# start of Provided data
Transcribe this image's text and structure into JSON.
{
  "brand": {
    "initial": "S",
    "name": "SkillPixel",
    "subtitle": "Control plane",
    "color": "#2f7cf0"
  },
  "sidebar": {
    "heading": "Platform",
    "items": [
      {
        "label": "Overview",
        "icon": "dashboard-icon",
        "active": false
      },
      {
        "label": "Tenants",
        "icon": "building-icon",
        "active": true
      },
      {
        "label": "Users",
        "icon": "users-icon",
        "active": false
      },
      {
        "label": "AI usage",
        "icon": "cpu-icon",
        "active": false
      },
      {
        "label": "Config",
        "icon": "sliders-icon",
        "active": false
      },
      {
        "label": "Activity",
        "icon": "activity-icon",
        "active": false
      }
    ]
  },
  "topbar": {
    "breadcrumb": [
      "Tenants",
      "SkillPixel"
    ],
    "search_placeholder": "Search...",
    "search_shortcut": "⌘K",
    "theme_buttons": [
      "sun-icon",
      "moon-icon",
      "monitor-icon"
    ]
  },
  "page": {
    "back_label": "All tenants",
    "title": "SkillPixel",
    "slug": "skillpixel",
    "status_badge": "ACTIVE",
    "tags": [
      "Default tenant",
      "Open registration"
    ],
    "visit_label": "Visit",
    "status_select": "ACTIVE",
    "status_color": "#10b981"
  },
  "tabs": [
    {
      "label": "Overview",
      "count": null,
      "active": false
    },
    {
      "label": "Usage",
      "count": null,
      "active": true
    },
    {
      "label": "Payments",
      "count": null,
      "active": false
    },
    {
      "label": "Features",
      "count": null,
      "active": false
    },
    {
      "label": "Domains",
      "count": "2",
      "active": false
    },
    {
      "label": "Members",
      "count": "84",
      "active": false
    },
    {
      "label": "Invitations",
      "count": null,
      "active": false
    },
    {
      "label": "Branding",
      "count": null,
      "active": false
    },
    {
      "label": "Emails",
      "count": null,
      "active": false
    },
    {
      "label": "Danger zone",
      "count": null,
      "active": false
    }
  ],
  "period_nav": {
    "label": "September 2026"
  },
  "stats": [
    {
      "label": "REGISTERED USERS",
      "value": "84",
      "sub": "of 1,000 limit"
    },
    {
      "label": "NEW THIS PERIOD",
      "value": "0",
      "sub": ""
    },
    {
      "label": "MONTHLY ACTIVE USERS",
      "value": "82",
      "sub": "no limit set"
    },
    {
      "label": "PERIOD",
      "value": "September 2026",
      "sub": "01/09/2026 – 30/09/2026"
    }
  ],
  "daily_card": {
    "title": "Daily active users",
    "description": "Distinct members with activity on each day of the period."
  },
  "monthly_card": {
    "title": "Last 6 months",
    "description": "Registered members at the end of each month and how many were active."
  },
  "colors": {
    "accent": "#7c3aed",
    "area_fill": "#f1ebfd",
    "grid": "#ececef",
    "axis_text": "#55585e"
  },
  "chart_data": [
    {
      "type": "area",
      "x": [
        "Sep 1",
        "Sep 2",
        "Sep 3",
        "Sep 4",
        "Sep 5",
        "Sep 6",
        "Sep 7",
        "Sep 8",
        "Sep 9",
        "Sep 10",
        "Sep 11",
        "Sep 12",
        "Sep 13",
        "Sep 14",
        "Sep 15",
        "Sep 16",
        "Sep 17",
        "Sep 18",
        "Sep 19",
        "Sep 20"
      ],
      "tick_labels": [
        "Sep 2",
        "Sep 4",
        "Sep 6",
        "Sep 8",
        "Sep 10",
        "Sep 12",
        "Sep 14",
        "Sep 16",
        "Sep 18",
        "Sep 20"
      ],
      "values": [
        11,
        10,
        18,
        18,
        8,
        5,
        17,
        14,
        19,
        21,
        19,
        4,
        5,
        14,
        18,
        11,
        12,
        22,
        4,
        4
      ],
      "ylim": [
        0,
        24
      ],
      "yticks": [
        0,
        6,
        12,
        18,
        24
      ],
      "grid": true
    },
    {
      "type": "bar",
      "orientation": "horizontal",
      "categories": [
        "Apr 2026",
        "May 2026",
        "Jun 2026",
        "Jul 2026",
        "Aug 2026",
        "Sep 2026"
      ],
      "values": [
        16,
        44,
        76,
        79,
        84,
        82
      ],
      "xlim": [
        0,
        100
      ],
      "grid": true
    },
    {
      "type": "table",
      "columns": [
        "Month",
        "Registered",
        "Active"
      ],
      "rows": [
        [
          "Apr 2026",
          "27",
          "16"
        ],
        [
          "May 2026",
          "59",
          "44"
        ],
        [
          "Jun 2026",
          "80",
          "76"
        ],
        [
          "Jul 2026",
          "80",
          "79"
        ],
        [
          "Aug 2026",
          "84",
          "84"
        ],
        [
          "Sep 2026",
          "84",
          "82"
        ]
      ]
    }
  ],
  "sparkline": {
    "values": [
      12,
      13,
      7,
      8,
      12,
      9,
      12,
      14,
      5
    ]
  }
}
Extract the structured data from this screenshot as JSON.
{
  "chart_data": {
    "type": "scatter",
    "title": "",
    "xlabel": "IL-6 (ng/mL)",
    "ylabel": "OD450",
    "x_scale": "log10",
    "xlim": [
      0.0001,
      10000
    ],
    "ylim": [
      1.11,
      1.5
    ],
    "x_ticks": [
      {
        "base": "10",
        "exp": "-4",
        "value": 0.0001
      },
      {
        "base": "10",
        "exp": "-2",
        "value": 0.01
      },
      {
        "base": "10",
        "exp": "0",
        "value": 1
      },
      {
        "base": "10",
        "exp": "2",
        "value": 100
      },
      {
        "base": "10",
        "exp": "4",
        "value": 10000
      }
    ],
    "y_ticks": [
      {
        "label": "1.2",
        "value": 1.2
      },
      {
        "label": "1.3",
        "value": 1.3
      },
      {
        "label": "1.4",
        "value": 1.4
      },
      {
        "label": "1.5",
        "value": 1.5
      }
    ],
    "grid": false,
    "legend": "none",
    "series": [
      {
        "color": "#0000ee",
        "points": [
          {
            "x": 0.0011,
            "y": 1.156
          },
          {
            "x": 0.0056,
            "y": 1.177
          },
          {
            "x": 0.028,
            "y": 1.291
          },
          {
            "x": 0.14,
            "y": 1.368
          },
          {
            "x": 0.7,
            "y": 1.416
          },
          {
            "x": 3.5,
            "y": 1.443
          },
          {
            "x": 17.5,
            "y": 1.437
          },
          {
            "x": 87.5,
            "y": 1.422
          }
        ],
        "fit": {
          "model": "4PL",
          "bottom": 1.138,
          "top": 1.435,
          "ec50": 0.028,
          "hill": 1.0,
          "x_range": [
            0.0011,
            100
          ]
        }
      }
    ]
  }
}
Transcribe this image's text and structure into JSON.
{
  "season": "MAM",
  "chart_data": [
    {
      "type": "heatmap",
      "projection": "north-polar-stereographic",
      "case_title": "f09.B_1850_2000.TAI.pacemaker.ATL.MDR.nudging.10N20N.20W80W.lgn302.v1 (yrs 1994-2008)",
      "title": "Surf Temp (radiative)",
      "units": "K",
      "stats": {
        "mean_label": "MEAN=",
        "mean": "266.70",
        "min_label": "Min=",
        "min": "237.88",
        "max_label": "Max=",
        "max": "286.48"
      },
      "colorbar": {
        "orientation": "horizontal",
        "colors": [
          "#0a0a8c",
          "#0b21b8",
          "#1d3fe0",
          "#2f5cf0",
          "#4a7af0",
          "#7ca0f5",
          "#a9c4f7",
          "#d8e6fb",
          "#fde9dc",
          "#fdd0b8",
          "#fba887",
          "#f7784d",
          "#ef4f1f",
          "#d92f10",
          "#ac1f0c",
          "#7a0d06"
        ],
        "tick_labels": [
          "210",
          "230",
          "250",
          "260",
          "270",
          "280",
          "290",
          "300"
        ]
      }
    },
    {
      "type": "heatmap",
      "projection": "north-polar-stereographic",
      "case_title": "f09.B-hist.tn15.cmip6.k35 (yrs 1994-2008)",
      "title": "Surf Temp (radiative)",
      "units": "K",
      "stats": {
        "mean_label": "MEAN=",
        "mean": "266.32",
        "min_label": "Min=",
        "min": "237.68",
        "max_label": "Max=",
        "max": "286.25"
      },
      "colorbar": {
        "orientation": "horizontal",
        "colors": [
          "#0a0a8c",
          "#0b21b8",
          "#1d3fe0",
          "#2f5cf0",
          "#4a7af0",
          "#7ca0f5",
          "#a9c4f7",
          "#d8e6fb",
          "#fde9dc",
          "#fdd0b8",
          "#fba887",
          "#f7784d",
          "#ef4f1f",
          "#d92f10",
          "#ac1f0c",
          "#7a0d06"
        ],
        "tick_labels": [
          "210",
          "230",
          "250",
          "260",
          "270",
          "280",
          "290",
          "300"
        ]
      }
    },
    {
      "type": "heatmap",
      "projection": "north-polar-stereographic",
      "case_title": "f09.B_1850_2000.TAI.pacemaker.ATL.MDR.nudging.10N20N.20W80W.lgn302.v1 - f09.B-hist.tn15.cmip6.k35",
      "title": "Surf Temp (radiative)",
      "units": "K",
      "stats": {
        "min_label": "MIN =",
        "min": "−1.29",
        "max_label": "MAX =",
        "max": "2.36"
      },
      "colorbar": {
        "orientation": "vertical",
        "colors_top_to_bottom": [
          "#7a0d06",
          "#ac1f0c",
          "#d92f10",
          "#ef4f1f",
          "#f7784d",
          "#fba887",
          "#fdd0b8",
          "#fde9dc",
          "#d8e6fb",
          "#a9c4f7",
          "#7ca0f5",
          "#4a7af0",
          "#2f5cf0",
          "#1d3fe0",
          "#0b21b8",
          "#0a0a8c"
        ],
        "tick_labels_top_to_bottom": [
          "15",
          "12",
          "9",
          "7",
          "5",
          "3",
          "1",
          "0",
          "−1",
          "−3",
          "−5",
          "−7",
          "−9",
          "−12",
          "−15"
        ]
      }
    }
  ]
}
# end of Provided data
# [Exercise directions]
State only the number of lines in these entries that contain "grid".

# [Task solution]
4